═════ Dataset records

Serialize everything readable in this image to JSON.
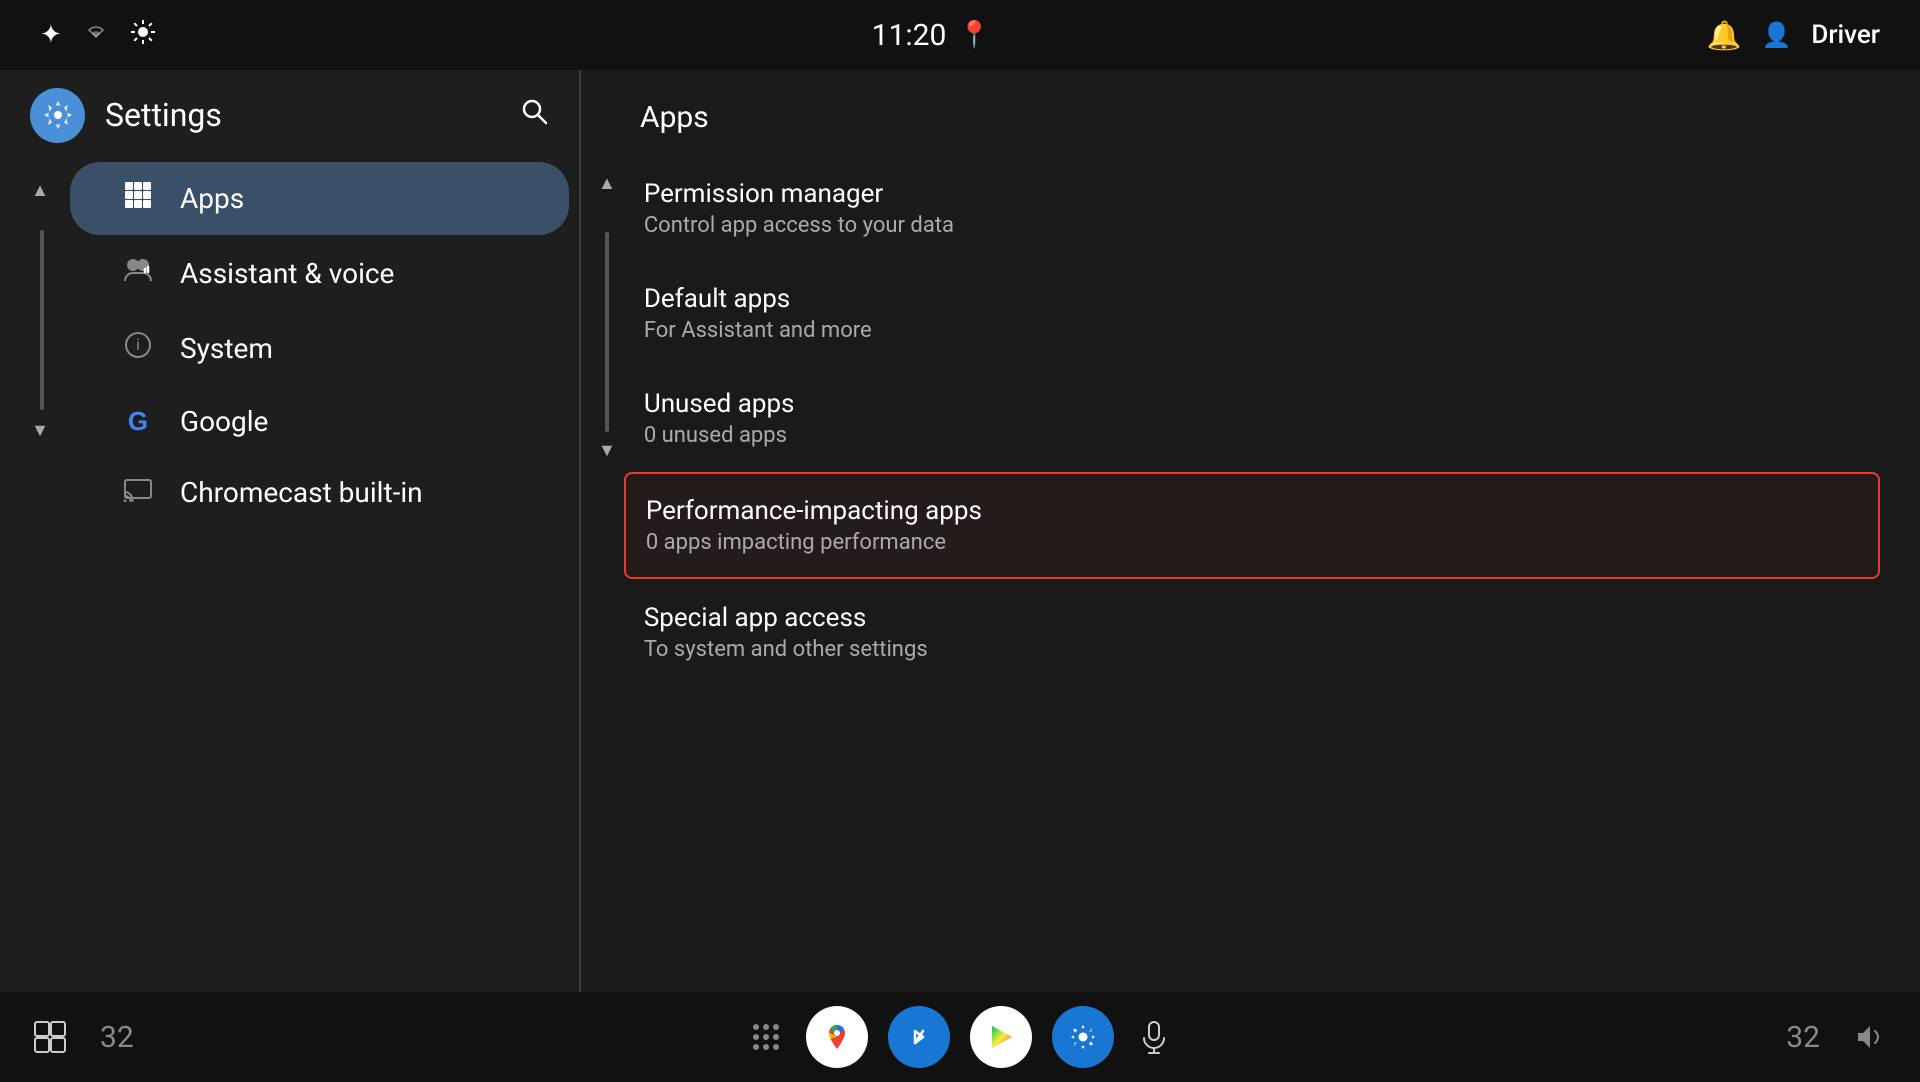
{
  "statusBar": {
    "time": "11:20",
    "user": "Driver",
    "icons": {
      "bluetooth": "✦",
      "wifi": "▽",
      "brightness": "⊙",
      "location": "📍",
      "bell": "🔔",
      "person": "👤"
    }
  },
  "sidebar": {
    "title": "Settings",
    "collapseUp": "▲",
    "collapseDown": "▼",
    "activeItem": "apps",
    "items": [
      {
        "id": "apps",
        "label": "Apps",
        "icon": "⊞"
      },
      {
        "id": "assistant",
        "label": "Assistant & voice",
        "icon": "👥"
      },
      {
        "id": "system",
        "label": "System",
        "icon": "ℹ"
      },
      {
        "id": "google",
        "label": "Google",
        "icon": "G"
      },
      {
        "id": "chromecast",
        "label": "Chromecast built-in",
        "icon": "⬚"
      }
    ]
  },
  "content": {
    "pageTitle": "Apps",
    "collapseUp": "▲",
    "collapseDown": "▼",
    "items": [
      {
        "id": "permission-manager",
        "title": "Permission manager",
        "subtitle": "Control app access to your data",
        "selected": false
      },
      {
        "id": "default-apps",
        "title": "Default apps",
        "subtitle": "For Assistant and more",
        "selected": false
      },
      {
        "id": "unused-apps",
        "title": "Unused apps",
        "subtitle": "0 unused apps",
        "selected": false
      },
      {
        "id": "performance-impacting-apps",
        "title": "Performance-impacting apps",
        "subtitle": "0 apps impacting performance",
        "selected": true
      },
      {
        "id": "special-app-access",
        "title": "Special app access",
        "subtitle": "To system and other settings",
        "selected": false
      }
    ]
  },
  "taskbar": {
    "leftNumber": "32",
    "rightNumber": "32",
    "apps": [
      {
        "id": "maps",
        "label": "Maps"
      },
      {
        "id": "bluetooth",
        "label": "Bluetooth"
      },
      {
        "id": "play",
        "label": "Play Store"
      },
      {
        "id": "settings",
        "label": "Settings"
      }
    ],
    "micIcon": "🎤",
    "volumeIcon": "🔊"
  },
  "colors": {
    "accent": "#4a90d9",
    "selectedBorder": "#e53935",
    "activeNavBg": "#3a5068",
    "background": "#1a1a1a",
    "surface": "#1e1e1e"
  }
}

══════════

*Objective*
Repeat the data exactly, without the pictures.

*Solution*
Serialize everything readable in this image to JSON.
{
  "statusBar": {
    "time": "11:20",
    "user": "Driver",
    "icons": {
      "bluetooth": "✦",
      "wifi": "▽",
      "brightness": "⊙",
      "location": "📍",
      "bell": "🔔",
      "person": "👤"
    }
  },
  "sidebar": {
    "title": "Settings",
    "collapseUp": "▲",
    "collapseDown": "▼",
    "activeItem": "apps",
    "items": [
      {
        "id": "apps",
        "label": "Apps",
        "icon": "⊞"
      },
      {
        "id": "assistant",
        "label": "Assistant & voice",
        "icon": "👥"
      },
      {
        "id": "system",
        "label": "System",
        "icon": "ℹ"
      },
      {
        "id": "google",
        "label": "Google",
        "icon": "G"
      },
      {
        "id": "chromecast",
        "label": "Chromecast built-in",
        "icon": "⬚"
      }
    ]
  },
  "content": {
    "pageTitle": "Apps",
    "collapseUp": "▲",
    "collapseDown": "▼",
    "items": [
      {
        "id": "permission-manager",
        "title": "Permission manager",
        "subtitle": "Control app access to your data",
        "selected": false
      },
      {
        "id": "default-apps",
        "title": "Default apps",
        "subtitle": "For Assistant and more",
        "selected": false
      },
      {
        "id": "unused-apps",
        "title": "Unused apps",
        "subtitle": "0 unused apps",
        "selected": false
      },
      {
        "id": "performance-impacting-apps",
        "title": "Performance-impacting apps",
        "subtitle": "0 apps impacting performance",
        "selected": true
      },
      {
        "id": "special-app-access",
        "title": "Special app access",
        "subtitle": "To system and other settings",
        "selected": false
      }
    ]
  },
  "taskbar": {
    "leftNumber": "32",
    "rightNumber": "32",
    "apps": [
      {
        "id": "maps",
        "label": "Maps"
      },
      {
        "id": "bluetooth",
        "label": "Bluetooth"
      },
      {
        "id": "play",
        "label": "Play Store"
      },
      {
        "id": "settings",
        "label": "Settings"
      }
    ],
    "micIcon": "🎤",
    "volumeIcon": "🔊"
  },
  "colors": {
    "accent": "#4a90d9",
    "selectedBorder": "#e53935",
    "activeNavBg": "#3a5068",
    "background": "#1a1a1a",
    "surface": "#1e1e1e"
  }
}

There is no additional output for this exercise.